(Dataset items)
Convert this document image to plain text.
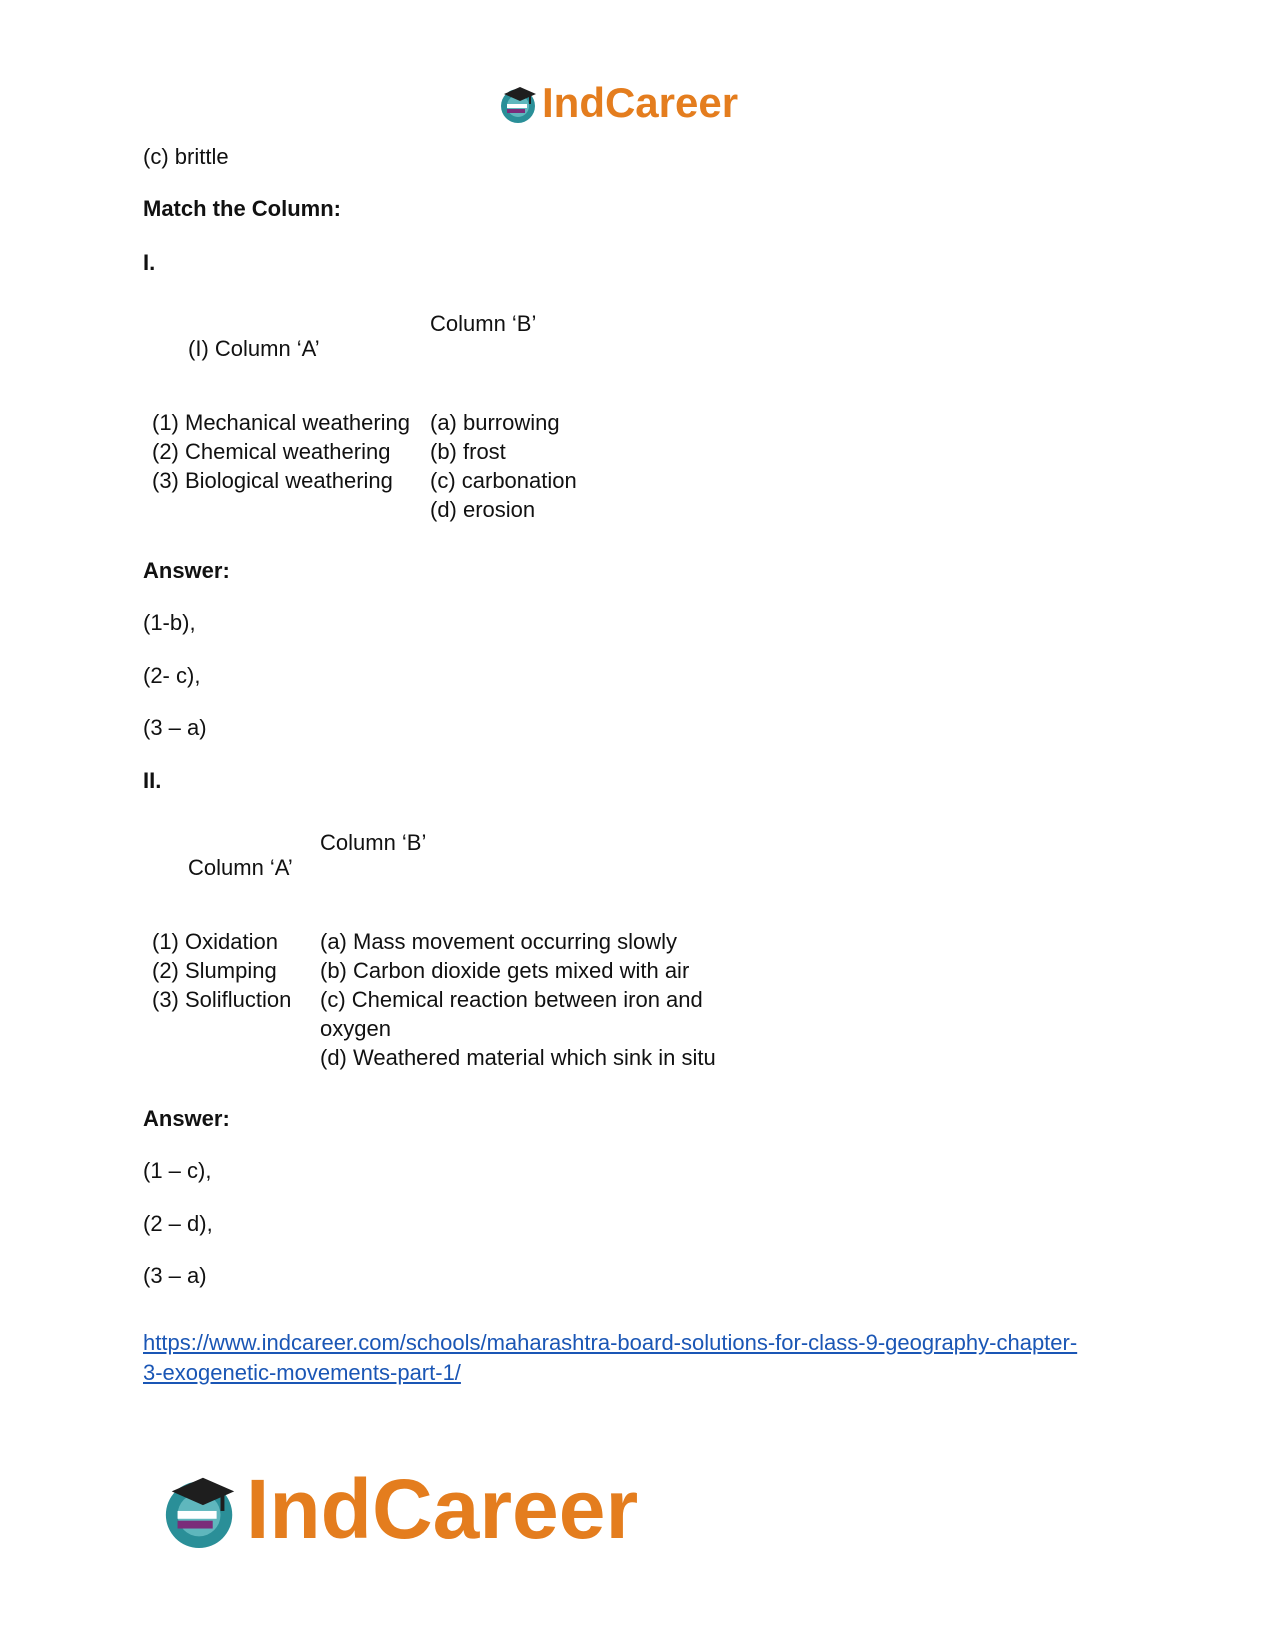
IndCareer
(c) brittle
Match the Column:
I.
Column ‘B’
(I) Column ‘A’
(1) Mechanical weathering
(2) Chemical weathering
(3) Biological weathering
(a) burrowing
(b) frost
(c) carbonation
(d) erosion
Answer:
(1-b),
(2- c),
(3 – a)
II.
Column ‘B’
Column ‘A’
(1) Oxidation
(2) Slumping
(3) Solifluction
(a) Mass movement occurring slowly
(b) Carbon dioxide gets mixed with air
(c) Chemical reaction between iron and
oxygen
(d) Weathered material which sink in situ
Answer:
(1 – c),
(2 – d),
(3 – a)
https://www.indcareer.com/schools/maharashtra-board-solutions-for-class-9-geography-chapter-
3-exogenetic-movements-part-1/
IndCareer
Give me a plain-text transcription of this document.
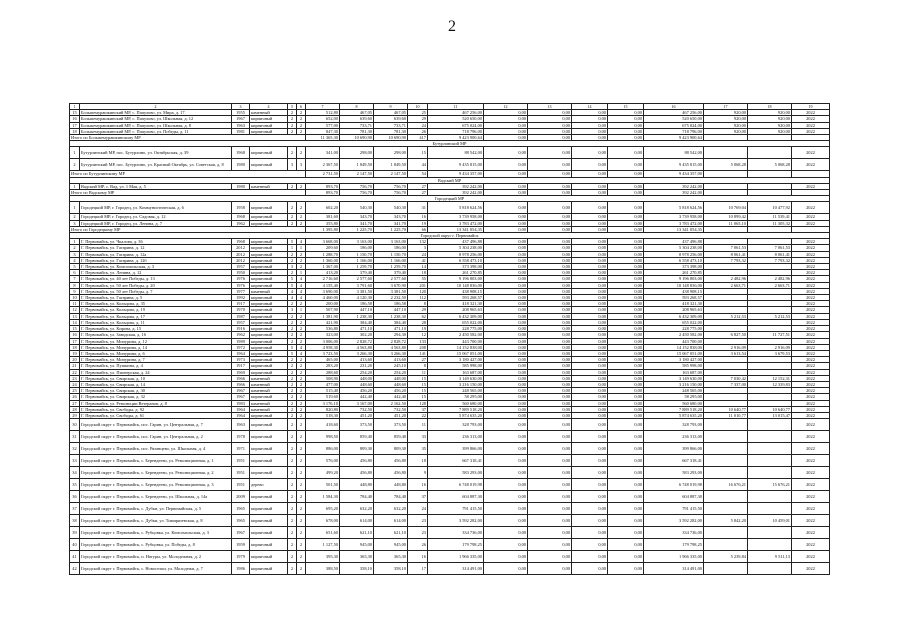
2
1	2	3	4	5	6	7	8	9	10	11	12	13	14	15	16	17	18	19
15	Большемурашкинский МР, с. Папулово, ул. Мира, д. 17	1955	каменный	2	2	512,80	467,05	467,05	25	467 256,00	0,00	0,00	0,00	0,00	467 256,00	920,00	920,00	2022
16	Большемурашкинский МР, с. Папулово, ул. Школьная, д. 12	1967	кирпичный	2	2	652,00	639,60	639,60	29	520 650,00	0,00	0,00	0,00	0,00	520 650,00	920,00	920,00	2022
17	Большемурашкинский МР, с. Папулово, ул. Школьная, д. 8	1963	кирпичный	2	2	577,00	733,71	733,71	24	675 024,00	0,00	0,00	0,00	0,00	675 024,00	920,00	920,00	2022
18	Большемурашкинский МР, с. Папулово, ул. Победы, д. 11	1981	кирпичный	2	2	847,30	781,30	781,30	26	718 796,00	0,00	0,00	0,00	0,00	718 796,00	920,00	920,00	2022
Итого по Большемурашкинскому МР						11 365,30	10 690,90	10 690,90	417	9 423 900,64	0,00	0,00	0,00	0,00	9 423 900,64			
Бутурлинский МР																		
1	Бутурлинский МР, пос. Бутурлино, ул. Октябрьская, д. 39	1968	кирпичный	2	2	341,00	298,00	298,00	15	88 542,00	0,00	0,00	0,00	0,00	88 542,00			2022
2	Бутурлинский МР, пос. Бутурлино, ул. Красный Октябрь, ул. Советская, д. 8	1980	кирпичный	3	3	2 367,50	1 849,50	1 849,50	44	9 435 815,00	0,00	0,00	0,00	0,00	9 435 815,00	5 068,28	5 068,28	2022
Итого по Бутурлинскому МР						2 731,50	2 147,50	2 147,50	54	9 434 357,00	0,00	0,00	0,00	0,00	9 434 357,00			
Вадский МР																		
1	Вадский МР, с. Вад, ул. 1 Мая, д. 5	1980	каменный	2	2	893,70	756,70	756,70	27	392 242,00	0,00	0,00	0,00	0,00	392 242,00			2022
Итого по Вадскому МР						893,70	756,70	756,70	27	392 242,00	0,00	0,00	0,00	0,00	392 242,00			
Городецкий МР																		
1	Городецкий МР, г. Городец, ул. Коммунистическая, д. 6	1958	кирпичный	2	2	602,20	540,30	540,30	31	5 818 624,56	0,00	0,00	0,00	0,00	5 818 624,56	10 769,04	10 477,92	2022
2	Городецкий МР, г. Городец, ул. Садовая, д. 12	1968	кирпичный	2	2	381,60	343,70	343,70	16	3 739 958,00	0,00	0,00	0,00	0,00	3 739 958,00	10 899,42	11 539,41	2022
3	Городецкий МР, г. Городец, ул. Ленина, д. 7	1962	кирпичный	2	2	355,80	341,70	341,70	19	3 783 472,00	0,00	0,00	0,00	0,00	3 783 472,00	11 065,10	11 305,32	2022
Итого по Городецкому МР						1 395,80	1 225,70	1 225,70	66	13 341 054,35	0,00	0,00	0,00	0,00	13 341 054,35			
Городской округ г. Первомайск																		
1	Г. Первомайск, ул. Чкалова, д. 36	1968	кирпичный	5	4	3 668,00	3 163,00	3 163,00	132	437 496,88	0,00	0,00	0,00	0,00	437 496,88			2022
2	Г. Первомайск, ул. Гагарина, д. 12	2012	кирпичный	1	1	209,60	186,00	186,00	3	5 304 238,00	0,00	0,00	0,00	0,00	5 304 238,00	7 061,53	7 061,53	2022
3	Г. Первомайск, ул. Гагарина, д. 12а	2012	кирпичный	2	2	1 288,70	1 150,70	1 150,70	24	8 978 256,00	0,00	0,00	0,00	0,00	8 978 256,00	8 061,41	8 061,41	2022
4	Г. Первомайск, ул. Гагарина, д. 12б	2012	кирпичный	2	2	1 360,00	1 166,00	1 166,00	41	6 558 473,10	0,00	0,00	0,00	0,00	6 558 473,10	7 793,32	7 793,32	2022
5	Г. Первомайск, ул. Комсомольская, д. 3	1957	кирпичный	3	2	1 367,00	1 259,70	1 259,70	14	373 398,00	0,00	0,00	0,00	0,00	373 398,00			2022
6	Г. Первомайск, ул. Ленина, д. 12	1950	кирпичный	2	1	413,20	379,40	379,40	18	261 270,85	0,00	0,00	0,00	0,00	261 270,85			2022
7	Г. Первомайск, ул. 40 лет Победы, д. 13	1976	кирпичный	5	4	2 716,60	2 577,60	2 577,60	55	9 196 803,00	0,00	0,00	0,00	0,00	9 196 803,00	2 482,96	2 482,96	2022
8	Г. Первомайск, ул. 50 лет Победы, д. 20	1976	кирпичный	5	4	4 155,40	3 791,60	3 670,90	201	10 148 836,00	0,00	0,00	0,00	0,00	10 148 836,00	2 663,71	2 663,71	2022
9	Г. Первомайск, ул. 50 лет Победы, д. 7	1977	каменный	4	4	3 690,00	3 381,50	3 381,50	120	438 908,15	0,00	0,00	0,00	0,00	438 908,15			2022
10	Г. Первомайск, ул. Гагарина, д. 5	1992	кирпичный	4	4	4 460,00	4 120,30	2 232,50	112	593 268,57	0,00	0,00	0,00	0,00	593 268,57			2022
11	Г. Первомайск, ул. Кольцова, д. 35	1917	кирпичный	2	2	200,00	186,58	186,58	8	418 321,30	0,00	0,00	0,00	0,00	418 321,30			2022
12	Г. Первомайск, ул. Кольцова, д. 19	1970	кирпичный	3	1	507,90	447,10	447,10	29	208 965,63	0,00	0,00	0,00	0,00	208 965,63			2022
13	Г. Первомайск, ул. Кольцова, д. 17	1987	кирпичный	2	2	1 381,90	1 238,30	1 238,30	62	6 432 309,00	0,00	0,00	0,00	0,00	6 432 309,00	5 212,53	5 212,53	2022
14	Г. Первомайск, ул. Кольцова, д. 11	1957	кирпичный	2	2	421,90	384,40	384,40	28	655 022,00	0,00	0,00	0,00	0,00	655 022,00			2022
15	Г. Первомайск, ул. Кирова, д. 15	1916	кирпичный	2	2	536,80	471,10	471,10	19	228 775,00	0,00	0,00	0,00	0,00	228 775,00			2022
16	Г. Первомайск, ул. Заводская, д. 16	1962	кирпичный	2	2	323,00	302,20	294,30	12	2 450 582,00	0,00	0,00	0,00	0,00	2 450 582,00	6 827,50	11 727,51	2022
17	Г. Первомайск, ул. Мичурина, д. 12	1989	кирпичный	2	2	3 006,00	2 828,72	2 828,72	133	443 700,00	0,00	0,00	0,00	0,00	443 700,00			2022
18	Г. Первомайск, ул. Мичурина, д. 14	1972	кирпичный	5	4	4 958,30	4 563,80	4 563,80	208	14 152 838,00	0,00	0,00	0,00	0,00	14 152 838,00	2 916,09	2 916,09	2022
19	Г. Первомайск, ул. Мичурина, д. 6	1964	кирпичный	5	4	3 723,50	3 266,30	3 266,30	141	15 067 051,00	0,00	0,00	0,00	0,00	15 067 051,00	3 613,54	3 679,53	2022
20	Г. Первомайск, ул. Мичурина, д. 7	1973	кирпичный	2	2	465,00	413,60	413,60	27	3 180 427,00	0,00	0,00	0,00	0,00	3 180 427,00			2022
21	Г. Первомайск, ул. Пушкина, д. 4	1917	кирпичный	2	2	283,20	231,20	245,10	8	585 998,00	0,00	0,00	0,00	0,00	585 998,00			2022
22	Г. Первомайск, ул. Пионерская, д. 24	1969	кирпичный	2	2	288,60	254,20	254,20	11	163 687,00	0,00	0,00	0,00	0,00	163 687,00			2022
23	Г. Первомайск, ул. Свирская, д. 10	1966	каменный	2	2	508,90	448,00	448,00	15	3 149 630,00	0,00	0,00	0,00	0,00	3 149 630,00	7 030,42	12 152,31	2022
24	Г. Первомайск, ул. Свирская, д. 14	1966	каменный	2	2	477,00	448,60	448,60	15	3 216 150,00	0,00	0,00	0,00	0,00	3 216 150,00	7 337,00	12 339,83	2022
25	Г. Первомайск, ул. Свирская, д. 30	1967	каменный	2	2	515,40	456,20	456,20	15	248 565,00	0,00	0,00	0,00	0,00	248 565,00			2022
26	Г. Первомайск, ул. Свирская, д. 32	1967	кирпичный	2	2	519,60	442,40	442,40	15	58 295,00	0,00	0,00	0,00	0,00	58 295,00			2022
27	Г. Первомайск, ул. Революции Ветеранов, д. 8	1983	каменный	2	2	3 176,10	3 167,00	2 162,50	128	560 680,00	0,00	0,00	0,00	0,00	560 680,00			2022
28	Г. Первомайск, ул. Свободы, д. 92	1964	каменный	2	2	820,80	732,50	732,50	37	7 889 518,20	0,00	0,00	0,00	0,00	7 889 518,20	10 640,77	10 640,77	2022
29	Г. Первомайск, ул. Свободы, д. 61	1964	кирпичный	2	2	518,30	451,20	451,20	22	5 874 635,20	0,00	0,00	0,00	0,00	5 874 635,20	11 010,77	13 015,47	2022
30	Городской округ г. Первомайск, пос. Гарин, ул. Центральная, д. 7	1963	кирпичный	2	2	418,60	373,50	373,50	11	328 793,00	0,00	0,00	0,00	0,00	328 793,00			2022
31	Городской округ г. Первомайск, пос. Гарин, ул. Центральная, д. 2	1978	кирпичный	2	2	998,50	859,40	859,40	33	236 313,00	0,00	0,00	0,00	0,00	236 313,00			2022
32	Городской округ г. Первомайск, пос. Рязанцево, ул. Школьная, д. 4	1971	кирпичный	2	2	886,00	809,30	809,30	35	399 866,00	0,00	0,00	0,00	0,00	399 866,00			2022
33	Городской округ г. Первомайск, с. Берендеево, ул. Революционная, д. 1	1951	кирпичный	2	2	576,00	456,80	456,80	18	667 318,41	0,00	0,00	0,00	0,00	667 318,41			2022
34	Городской округ г. Первомайск, с. Берендеево, ул. Революционная, д. 2	1951	кирпичный	2	2	499,20	456,80	456,80	9	583 293,00	0,00	0,00	0,00	0,00	583 293,00			2022
35	Городской округ г. Первомайск, с. Берендеево, ул. Революционная, д. 3	1951	дерево	2	2	501,50	448,80	448,80	16	6 748 019,98	0,00	0,00	0,00	0,00	6 748 019,98	16 676,21	15 676,21	2022
36	Городской округ г. Первомайск, с. Берендеево, ул. Школьная, д. 14а	2009	кирпичный	2	2	1 584,30	784,40	784,40	37	604 887,30	0,00	0,00	0,00	0,00	604 887,30			2022
37	Городской округ г. Первомайск, с. Дубки, ул. Первомайская, д. 5	1965	кирпичный	2	2	695,20	632,20	632,20	24	791 415,50	0,00	0,00	0,00	0,00	791 415,50			2022
38	Городской округ г. Первомайск, с. Дубки, ул. Тимирязевская, д. 8	1965	кирпичный	2	2	678,00	614,00	614,00	23	3 592 282,00	0,00	0,00	0,00	0,00	3 592 282,00	5 842,20	10 459,01	2022
39	Городской округ г. Первомайск, с. Рубцовка, ул. Комсомольская, д. 3	1967	кирпичный	2	2	651,60	621,10	621,10	23	334 736,00	0,00	0,00	0,00	0,00	334 736,00			2022
40	Городской округ г. Первомайск, с. Рубцовка, ул. Победы, д. 8	1959	кирпичный	2	2	1 127,50	945,00	945,00	26	179 798,25	0,00	0,00	0,00	0,00	179 798,25			2022
41	Городской округ г. Первомайск, п. Натуры, ул. Молодежная, д. 2	1979	кирпичный	2	2	395,30	365,30	365,30	16	1 966 335,00	0,00	0,00	0,00	0,00	1 966 335,00	5 239,84	9 511,13	2022
42	Городской округ г. Первомайск, с. Новоселки, ул. Молодежи, д. 7	1986	кирпичный	2	2	388,50	358,10	358,10	17	314 491,00	0,00	0,00	0,00	0,00	314 491,00			2022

PROBLEM TO WORK ON: Return solely the number of lines in the data that include the word "weathering".

TASK RESULT: 3